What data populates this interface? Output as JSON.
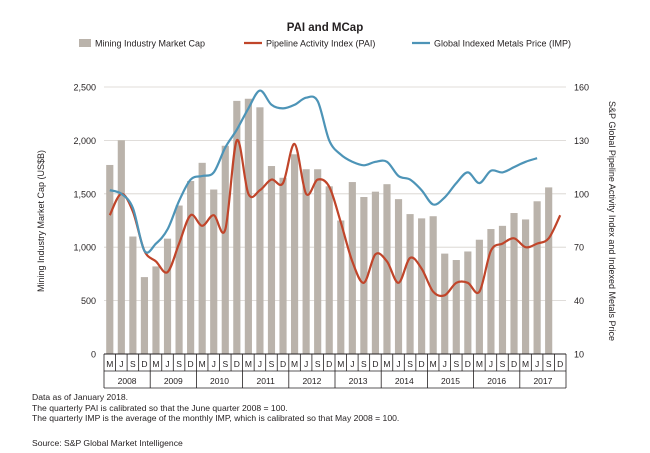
{
  "chart_data": {
    "type": "bar+line",
    "title": "PAI and MCap",
    "ylabel_left": "Mining Industry Market Cap (US$B)",
    "ylabel_right": "S&P Global Pipeline Activity Index and Indexed Metals Price",
    "ylim_left": [
      0,
      2500
    ],
    "ylim_right": [
      10,
      160
    ],
    "yticks_left": [
      "0",
      "500",
      "1,000",
      "1,500",
      "2,000",
      "2,500"
    ],
    "yticks_right": [
      "10",
      "40",
      "70",
      "100",
      "130",
      "160"
    ],
    "quarter_labels": [
      "M",
      "J",
      "S",
      "D",
      "M",
      "J",
      "S",
      "D",
      "M",
      "J",
      "S",
      "D",
      "M",
      "J",
      "S",
      "D",
      "M",
      "J",
      "S",
      "D",
      "M",
      "J",
      "S",
      "D",
      "M",
      "J",
      "S",
      "D",
      "M",
      "J",
      "S",
      "D",
      "M",
      "J",
      "S",
      "D",
      "M",
      "J",
      "S",
      "D"
    ],
    "year_labels": [
      "2008",
      "2009",
      "2010",
      "2011",
      "2012",
      "2013",
      "2014",
      "2015",
      "2016",
      "2017"
    ],
    "legend_position": "top",
    "grid": "horizontal",
    "series": [
      {
        "name": "Mining Industry Market Cap",
        "type": "bar",
        "axis": "left",
        "color": "#bab3ab",
        "values": [
          1770,
          2000,
          1100,
          720,
          820,
          1080,
          1390,
          1620,
          1790,
          1540,
          1950,
          2370,
          2390,
          2310,
          1760,
          1650,
          1870,
          1730,
          1730,
          1570,
          1250,
          1610,
          1470,
          1520,
          1590,
          1450,
          1310,
          1270,
          1290,
          940,
          880,
          960,
          1070,
          1170,
          1200,
          1320,
          1260,
          1430,
          1560
        ]
      },
      {
        "name": "Pipeline Activity Index (PAI)",
        "type": "line",
        "axis": "right",
        "color": "#c0452a",
        "values": [
          88,
          100,
          90,
          68,
          62,
          56,
          72,
          88,
          82,
          88,
          80,
          130,
          100,
          102,
          108,
          106,
          128,
          100,
          108,
          104,
          84,
          62,
          50,
          66,
          62,
          50,
          64,
          58,
          45,
          43,
          50,
          50,
          45,
          68,
          72,
          75,
          70,
          72,
          75,
          88
        ]
      },
      {
        "name": "Global Indexed Metals Price (IMP)",
        "type": "line",
        "axis": "right",
        "color": "#4d94b7",
        "values": [
          102,
          100,
          92,
          68,
          72,
          80,
          96,
          108,
          110,
          112,
          126,
          136,
          148,
          158,
          150,
          148,
          150,
          154,
          152,
          130,
          122,
          118,
          116,
          118,
          118,
          110,
          108,
          102,
          94,
          98,
          106,
          112,
          106,
          113,
          112,
          115,
          118,
          120
        ]
      }
    ]
  },
  "notes": [
    "Data as of January 2018.",
    "The quarterly PAI is calibrated so that the June quarter 2008 = 100.",
    "The quarterly IMP is the average of the monthly IMP, which is calibrated so that May 2008 = 100."
  ],
  "source": "Source: S&P Global Market Intelligence"
}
=-=-=
Quote the data above in full and without alteration; skip the pictures.

Output for this exercise:
What data populates this interface? Output as JSON.
{
  "chart_data": {
    "type": "bar+line",
    "title": "PAI and MCap",
    "ylabel_left": "Mining Industry Market Cap (US$B)",
    "ylabel_right": "S&P Global Pipeline Activity Index and Indexed Metals Price",
    "ylim_left": [
      0,
      2500
    ],
    "ylim_right": [
      10,
      160
    ],
    "yticks_left": [
      "0",
      "500",
      "1,000",
      "1,500",
      "2,000",
      "2,500"
    ],
    "yticks_right": [
      "10",
      "40",
      "70",
      "100",
      "130",
      "160"
    ],
    "quarter_labels": [
      "M",
      "J",
      "S",
      "D",
      "M",
      "J",
      "S",
      "D",
      "M",
      "J",
      "S",
      "D",
      "M",
      "J",
      "S",
      "D",
      "M",
      "J",
      "S",
      "D",
      "M",
      "J",
      "S",
      "D",
      "M",
      "J",
      "S",
      "D",
      "M",
      "J",
      "S",
      "D",
      "M",
      "J",
      "S",
      "D",
      "M",
      "J",
      "S",
      "D"
    ],
    "year_labels": [
      "2008",
      "2009",
      "2010",
      "2011",
      "2012",
      "2013",
      "2014",
      "2015",
      "2016",
      "2017"
    ],
    "legend_position": "top",
    "grid": "horizontal",
    "series": [
      {
        "name": "Mining Industry Market Cap",
        "type": "bar",
        "axis": "left",
        "color": "#bab3ab",
        "values": [
          1770,
          2000,
          1100,
          720,
          820,
          1080,
          1390,
          1620,
          1790,
          1540,
          1950,
          2370,
          2390,
          2310,
          1760,
          1650,
          1870,
          1730,
          1730,
          1570,
          1250,
          1610,
          1470,
          1520,
          1590,
          1450,
          1310,
          1270,
          1290,
          940,
          880,
          960,
          1070,
          1170,
          1200,
          1320,
          1260,
          1430,
          1560
        ]
      },
      {
        "name": "Pipeline Activity Index (PAI)",
        "type": "line",
        "axis": "right",
        "color": "#c0452a",
        "values": [
          88,
          100,
          90,
          68,
          62,
          56,
          72,
          88,
          82,
          88,
          80,
          130,
          100,
          102,
          108,
          106,
          128,
          100,
          108,
          104,
          84,
          62,
          50,
          66,
          62,
          50,
          64,
          58,
          45,
          43,
          50,
          50,
          45,
          68,
          72,
          75,
          70,
          72,
          75,
          88
        ]
      },
      {
        "name": "Global Indexed Metals Price (IMP)",
        "type": "line",
        "axis": "right",
        "color": "#4d94b7",
        "values": [
          102,
          100,
          92,
          68,
          72,
          80,
          96,
          108,
          110,
          112,
          126,
          136,
          148,
          158,
          150,
          148,
          150,
          154,
          152,
          130,
          122,
          118,
          116,
          118,
          118,
          110,
          108,
          102,
          94,
          98,
          106,
          112,
          106,
          113,
          112,
          115,
          118,
          120
        ]
      }
    ]
  },
  "notes": [
    "Data as of January 2018.",
    "The quarterly PAI is calibrated so that the June quarter 2008 = 100.",
    "The quarterly IMP is the average of the monthly IMP, which is calibrated so that May 2008 = 100."
  ],
  "source": "Source: S&P Global Market Intelligence"
}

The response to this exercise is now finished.